App and web page records
******

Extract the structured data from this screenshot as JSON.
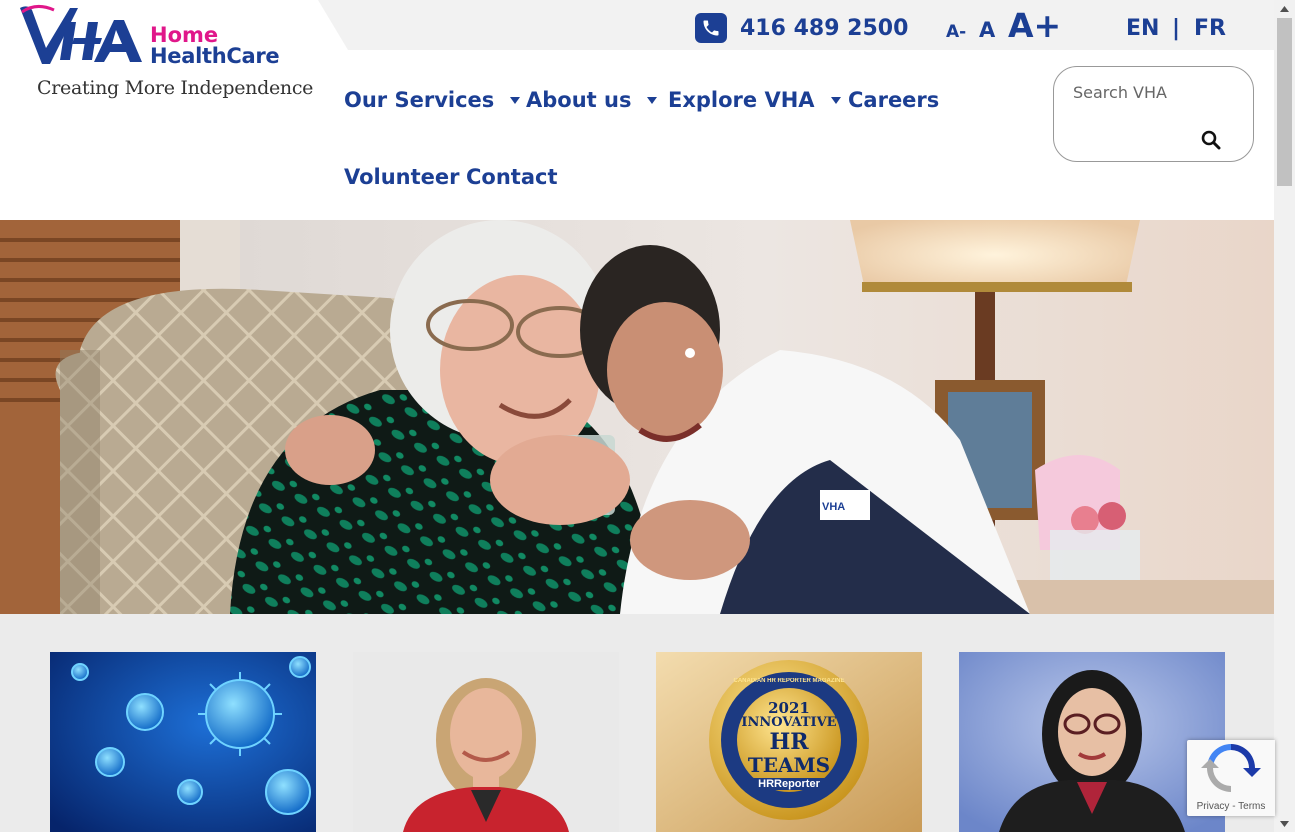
{
  "brand": {
    "logo_mark": "VHA",
    "line1": "Home",
    "line2": "HealthCare",
    "tagline": "Creating More Independence",
    "colors": {
      "primary": "#1c3f94",
      "accent": "#e0178a"
    }
  },
  "topbar": {
    "phone_icon": "phone-icon",
    "phone": "416 489 2500",
    "font_size": {
      "decrease": "A-",
      "normal": "A",
      "increase": "A+"
    },
    "languages": {
      "en": "EN",
      "separator": "|",
      "fr": "FR"
    }
  },
  "nav": {
    "items": [
      {
        "label": "Our Services",
        "has_dropdown": true
      },
      {
        "label": "About us",
        "has_dropdown": true
      },
      {
        "label": "Explore VHA",
        "has_dropdown": true
      },
      {
        "label": "Careers",
        "has_dropdown": false
      },
      {
        "label": "Volunteer",
        "has_dropdown": false
      },
      {
        "label": "Contact",
        "has_dropdown": false
      }
    ]
  },
  "search": {
    "placeholder": "Search VHA",
    "value": "",
    "icon": "search-icon"
  },
  "hero": {
    "image": "caregiver-hugging-senior-photo"
  },
  "cards": [
    {
      "image": "coronavirus-illustration"
    },
    {
      "image": "woman-red-jacket-portrait"
    },
    {
      "image": "award-badge",
      "badge": {
        "arc_text": "CANADIAN HR REPORTER MAGAZINE",
        "year": "2021",
        "line1": "INNOVATIVE",
        "line2": "HR",
        "line3": "TEAMS",
        "footer": "HRReporter"
      }
    },
    {
      "image": "woman-glasses-portrait"
    }
  ],
  "recaptcha": {
    "links": "Privacy - Terms"
  }
}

******

→ Problem to solve
Will you restate every entry word for word and omit the images?

→ Completed task
Extract the structured data from this screenshot as JSON.
{
  "brand": {
    "logo_mark": "VHA",
    "line1": "Home",
    "line2": "HealthCare",
    "tagline": "Creating More Independence",
    "colors": {
      "primary": "#1c3f94",
      "accent": "#e0178a"
    }
  },
  "topbar": {
    "phone_icon": "phone-icon",
    "phone": "416 489 2500",
    "font_size": {
      "decrease": "A-",
      "normal": "A",
      "increase": "A+"
    },
    "languages": {
      "en": "EN",
      "separator": "|",
      "fr": "FR"
    }
  },
  "nav": {
    "items": [
      {
        "label": "Our Services",
        "has_dropdown": true
      },
      {
        "label": "About us",
        "has_dropdown": true
      },
      {
        "label": "Explore VHA",
        "has_dropdown": true
      },
      {
        "label": "Careers",
        "has_dropdown": false
      },
      {
        "label": "Volunteer",
        "has_dropdown": false
      },
      {
        "label": "Contact",
        "has_dropdown": false
      }
    ]
  },
  "search": {
    "placeholder": "Search VHA",
    "value": "",
    "icon": "search-icon"
  },
  "hero": {
    "image": "caregiver-hugging-senior-photo"
  },
  "cards": [
    {
      "image": "coronavirus-illustration"
    },
    {
      "image": "woman-red-jacket-portrait"
    },
    {
      "image": "award-badge",
      "badge": {
        "arc_text": "CANADIAN HR REPORTER MAGAZINE",
        "year": "2021",
        "line1": "INNOVATIVE",
        "line2": "HR",
        "line3": "TEAMS",
        "footer": "HRReporter"
      }
    },
    {
      "image": "woman-glasses-portrait"
    }
  ],
  "recaptcha": {
    "links": "Privacy - Terms"
  }
}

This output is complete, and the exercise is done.